The records below must be retyped exactly.

§ Data extract:
..............................
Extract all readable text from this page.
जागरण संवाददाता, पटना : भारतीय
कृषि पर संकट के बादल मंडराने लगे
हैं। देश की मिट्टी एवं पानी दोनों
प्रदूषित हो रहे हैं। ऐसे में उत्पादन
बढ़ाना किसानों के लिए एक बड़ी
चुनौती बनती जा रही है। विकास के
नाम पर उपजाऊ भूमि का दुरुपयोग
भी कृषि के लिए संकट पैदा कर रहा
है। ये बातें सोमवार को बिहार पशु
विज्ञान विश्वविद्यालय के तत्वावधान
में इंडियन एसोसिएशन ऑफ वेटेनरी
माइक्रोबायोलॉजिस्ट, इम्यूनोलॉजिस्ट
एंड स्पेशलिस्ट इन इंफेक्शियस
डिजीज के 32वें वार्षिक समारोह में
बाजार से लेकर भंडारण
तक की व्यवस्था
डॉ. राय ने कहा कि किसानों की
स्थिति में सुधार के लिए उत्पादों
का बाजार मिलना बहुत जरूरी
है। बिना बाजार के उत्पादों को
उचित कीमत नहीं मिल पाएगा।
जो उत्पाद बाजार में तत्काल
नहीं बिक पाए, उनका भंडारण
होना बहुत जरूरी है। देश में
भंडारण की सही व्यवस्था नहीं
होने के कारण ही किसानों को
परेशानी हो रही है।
..............................
§ Final result:
Extract all readable text from this page.
जागरण संवाददाता, पटना : भारतीय
कृषि पर संकट के बादल मंडराने लगे
हैं। देश की मिट्टी एवं पानी दोनों
प्रदूषित हो रहे हैं। ऐसे में उत्पादन
बढ़ाना किसानों के लिए एक बड़ी
चुनौती बनती जा रही है। विकास के
नाम पर उपजाऊ भूमि का दुरुपयोग
भी कृषि के लिए संकट पैदा कर रहा
है। ये बातें सोमवार को बिहार पशु
विज्ञान विश्वविद्यालय के तत्वावधान
में इंडियन एसोसिएशन ऑफ वेटेनरी
माइक्रोबायोलॉजिस्ट, इम्यूनोलॉजिस्ट
एंड स्पेशलिस्ट इन इंफेक्शियस
डिजीज के 32वें वार्षिक समारोह में
बाजार से लेकर भंडारण
तक की व्यवस्था
डॉ. राय ने कहा कि किसानों की
स्थिति में सुधार के लिए उत्पादों
का बाजार मिलना बहुत जरूरी
है। बिना बाजार के उत्पादों को
उचित कीमत नहीं मिल पाएगा।
जो उत्पाद बाजार में तत्काल
नहीं बिक पाए, उनका भंडारण
होना बहुत जरूरी है। देश में
भंडारण की सही व्यवस्था नहीं
होने के कारण ही किसानों को
परेशानी हो रही है।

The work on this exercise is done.